• Given task: Count how many lines have the word "symbol" in them. Reply with that number by itself.

• Records to process:
____

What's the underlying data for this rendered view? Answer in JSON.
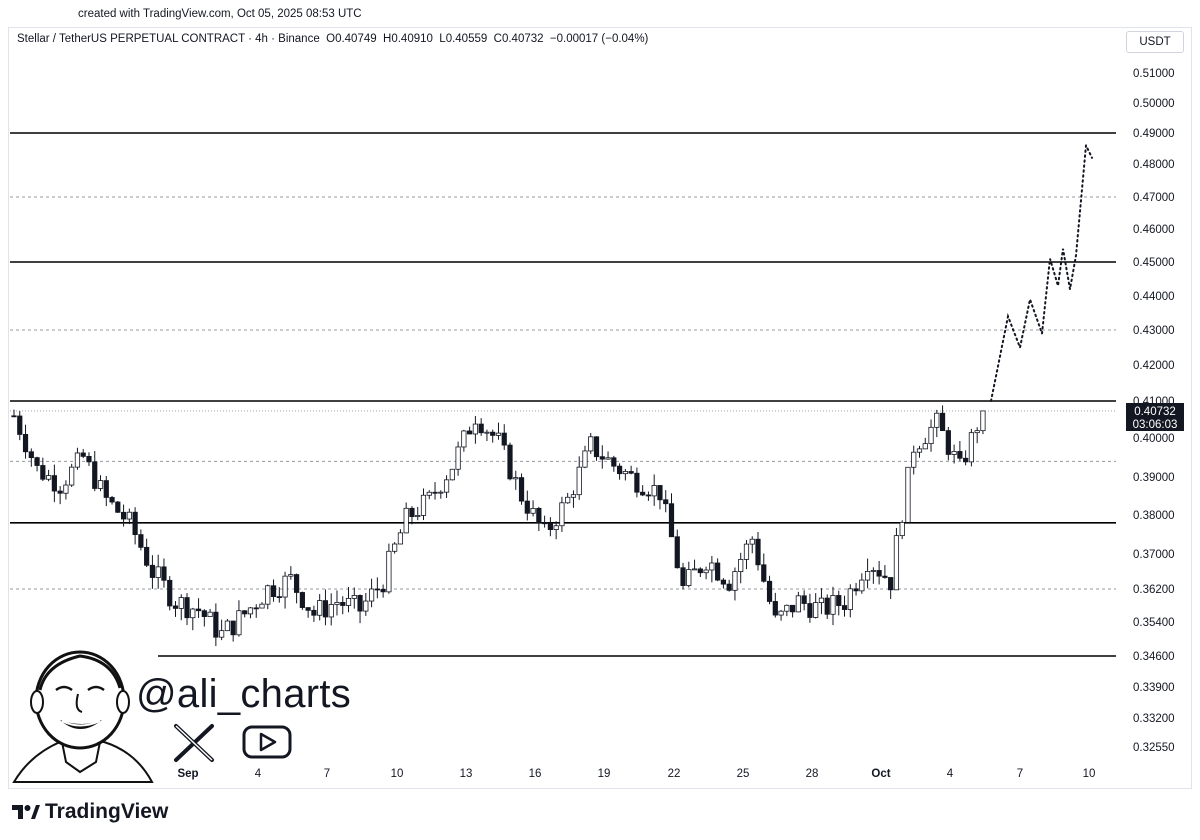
{
  "header": {
    "created_note": "created with TradingView.com, Oct 05, 2025 08:53 UTC"
  },
  "legend": {
    "symbol": "Stellar / TetherUS PERPETUAL CONTRACT · 4h · Binance",
    "open": "O0.40749",
    "high": "H0.40910",
    "low": "L0.40559",
    "close": "C0.40732",
    "change": "−0.00017 (−0.04%)"
  },
  "currency": "USDT",
  "price_label": {
    "price": "0.40732",
    "countdown": "03:06:03"
  },
  "watermark": {
    "handle": "@ali_charts"
  },
  "branding": {
    "logo_text": "TradingView"
  },
  "colors": {
    "candle": "#131722",
    "level": "#000000",
    "grid_dashed": "#9598a1",
    "price_tag": "#131722"
  },
  "chart_data": {
    "type": "candlestick",
    "symbol": "XLMUSDT.P",
    "timeframe": "4h",
    "ylim": [
      0.3255,
      0.514
    ],
    "y_ticks": [
      "0.51000",
      "0.50000",
      "0.49000",
      "0.48000",
      "0.47000",
      "0.46000",
      "0.45000",
      "0.44000",
      "0.43000",
      "0.42000",
      "0.41000",
      "0.40000",
      "0.39000",
      "0.38000",
      "0.37000",
      "0.36200",
      "0.35400",
      "0.34600",
      "0.33900",
      "0.33200",
      "0.32550"
    ],
    "x_ticks": [
      "25",
      "28",
      "Sep",
      "4",
      "7",
      "10",
      "13",
      "16",
      "19",
      "22",
      "25",
      "28",
      "Oct",
      "4",
      "7",
      "10"
    ],
    "horizontal_levels_solid": [
      0.49,
      0.45,
      0.41,
      0.378,
      0.346
    ],
    "horizontal_levels_dashed": [
      0.47,
      0.43,
      0.394,
      0.362
    ],
    "last_price": 0.40732,
    "close_path": [
      {
        "x": "Aug 24",
        "y": 0.406
      },
      {
        "x": "Aug 25",
        "y": 0.392
      },
      {
        "x": "Aug 26",
        "y": 0.388
      },
      {
        "x": "Aug 27",
        "y": 0.395
      },
      {
        "x": "Aug 28",
        "y": 0.384
      },
      {
        "x": "Aug 29",
        "y": 0.378
      },
      {
        "x": "Aug 30",
        "y": 0.366
      },
      {
        "x": "Aug 31",
        "y": 0.359
      },
      {
        "x": "Sep 1",
        "y": 0.357
      },
      {
        "x": "Sep 2",
        "y": 0.351
      },
      {
        "x": "Sep 3",
        "y": 0.356
      },
      {
        "x": "Sep 4",
        "y": 0.362
      },
      {
        "x": "Sep 5",
        "y": 0.364
      },
      {
        "x": "Sep 6",
        "y": 0.356
      },
      {
        "x": "Sep 7",
        "y": 0.359
      },
      {
        "x": "Sep 8",
        "y": 0.357
      },
      {
        "x": "Sep 9",
        "y": 0.364
      },
      {
        "x": "Sep 10",
        "y": 0.379
      },
      {
        "x": "Sep 11",
        "y": 0.384
      },
      {
        "x": "Sep 12",
        "y": 0.393
      },
      {
        "x": "Sep 13",
        "y": 0.406
      },
      {
        "x": "Sep 14",
        "y": 0.399
      },
      {
        "x": "Sep 15",
        "y": 0.385
      },
      {
        "x": "Sep 16",
        "y": 0.375
      },
      {
        "x": "Sep 17",
        "y": 0.384
      },
      {
        "x": "Sep 18",
        "y": 0.398
      },
      {
        "x": "Sep 19",
        "y": 0.393
      },
      {
        "x": "Sep 20",
        "y": 0.389
      },
      {
        "x": "Sep 21",
        "y": 0.386
      },
      {
        "x": "Sep 22",
        "y": 0.362
      },
      {
        "x": "Sep 23",
        "y": 0.369
      },
      {
        "x": "Sep 24",
        "y": 0.364
      },
      {
        "x": "Sep 25",
        "y": 0.374
      },
      {
        "x": "Sep 26",
        "y": 0.354
      },
      {
        "x": "Sep 27",
        "y": 0.359
      },
      {
        "x": "Sep 28",
        "y": 0.357
      },
      {
        "x": "Sep 29",
        "y": 0.359
      },
      {
        "x": "Sep 30",
        "y": 0.369
      },
      {
        "x": "Oct 1",
        "y": 0.364
      },
      {
        "x": "Oct 2",
        "y": 0.398
      },
      {
        "x": "Oct 3",
        "y": 0.404
      },
      {
        "x": "Oct 4",
        "y": 0.392
      },
      {
        "x": "Oct 5",
        "y": 0.40732
      }
    ],
    "projection": [
      0.41,
      0.434,
      0.425,
      0.439,
      0.429,
      0.451,
      0.443,
      0.454,
      0.442,
      0.452,
      0.486,
      0.482
    ]
  }
}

____

• Correct output: 2